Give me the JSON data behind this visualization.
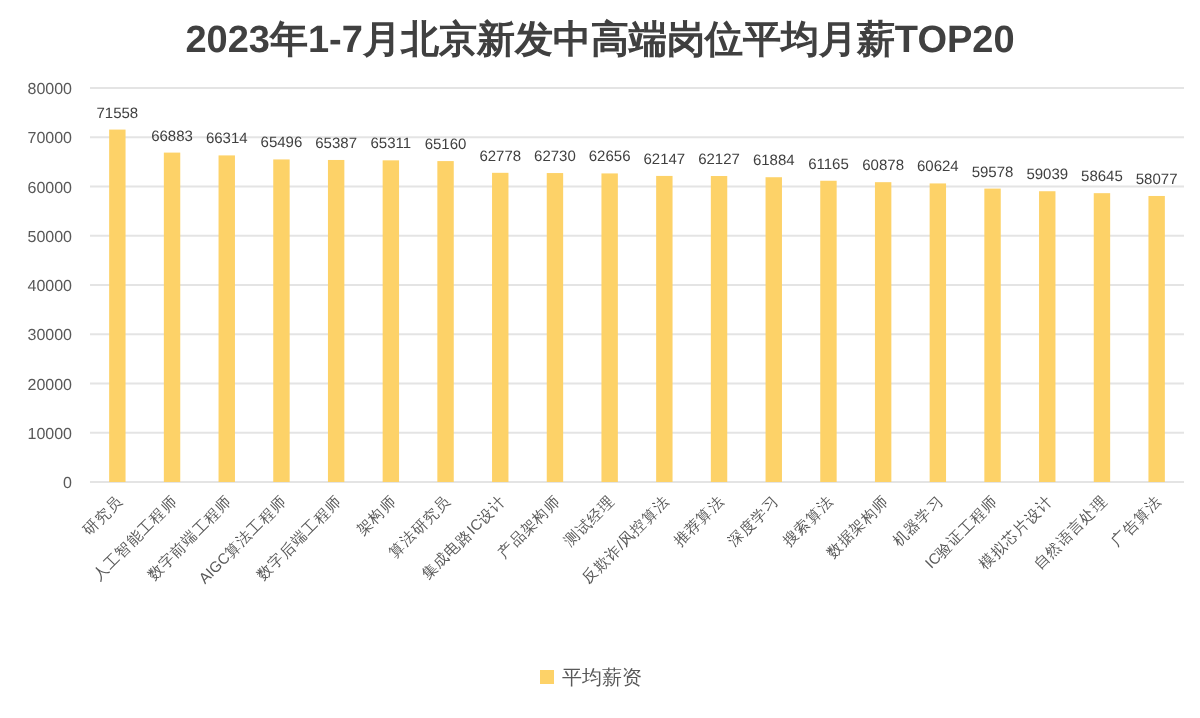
{
  "chart_data": {
    "type": "bar",
    "title": "2023年1-7月北京新发中高端岗位平均月薪TOP20",
    "categories": [
      "研究员",
      "人工智能工程师",
      "数字前端工程师",
      "AIGC算法工程师",
      "数字后端工程师",
      "架构师",
      "算法研究员",
      "集成电路IC设计",
      "产品架构师",
      "测试经理",
      "反欺诈/风控算法",
      "推荐算法",
      "深度学习",
      "搜索算法",
      "数据架构师",
      "机器学习",
      "IC验证工程师",
      "模拟芯片设计",
      "自然语言处理",
      "广告算法"
    ],
    "series": [
      {
        "name": "平均薪资",
        "color": "#fdd268",
        "values": [
          71558,
          66883,
          66314,
          65496,
          65387,
          65311,
          65160,
          62778,
          62730,
          62656,
          62147,
          62127,
          61884,
          61165,
          60878,
          60624,
          59578,
          59039,
          58645,
          58077
        ]
      }
    ],
    "ylim": [
      0,
      80000
    ],
    "yticks": [
      0,
      10000,
      20000,
      30000,
      40000,
      50000,
      60000,
      70000,
      80000
    ],
    "grid": "y",
    "data_labels": true,
    "legend": "bottom"
  }
}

### Short task
Quote each record exactly as it stands, minus the pictures.

### Complete answer
Give me the JSON data behind this visualization.
{
  "chart_data": {
    "type": "bar",
    "title": "2023年1-7月北京新发中高端岗位平均月薪TOP20",
    "categories": [
      "研究员",
      "人工智能工程师",
      "数字前端工程师",
      "AIGC算法工程师",
      "数字后端工程师",
      "架构师",
      "算法研究员",
      "集成电路IC设计",
      "产品架构师",
      "测试经理",
      "反欺诈/风控算法",
      "推荐算法",
      "深度学习",
      "搜索算法",
      "数据架构师",
      "机器学习",
      "IC验证工程师",
      "模拟芯片设计",
      "自然语言处理",
      "广告算法"
    ],
    "series": [
      {
        "name": "平均薪资",
        "color": "#fdd268",
        "values": [
          71558,
          66883,
          66314,
          65496,
          65387,
          65311,
          65160,
          62778,
          62730,
          62656,
          62147,
          62127,
          61884,
          61165,
          60878,
          60624,
          59578,
          59039,
          58645,
          58077
        ]
      }
    ],
    "ylim": [
      0,
      80000
    ],
    "yticks": [
      0,
      10000,
      20000,
      30000,
      40000,
      50000,
      60000,
      70000,
      80000
    ],
    "grid": "y",
    "data_labels": true,
    "legend": "bottom"
  }
}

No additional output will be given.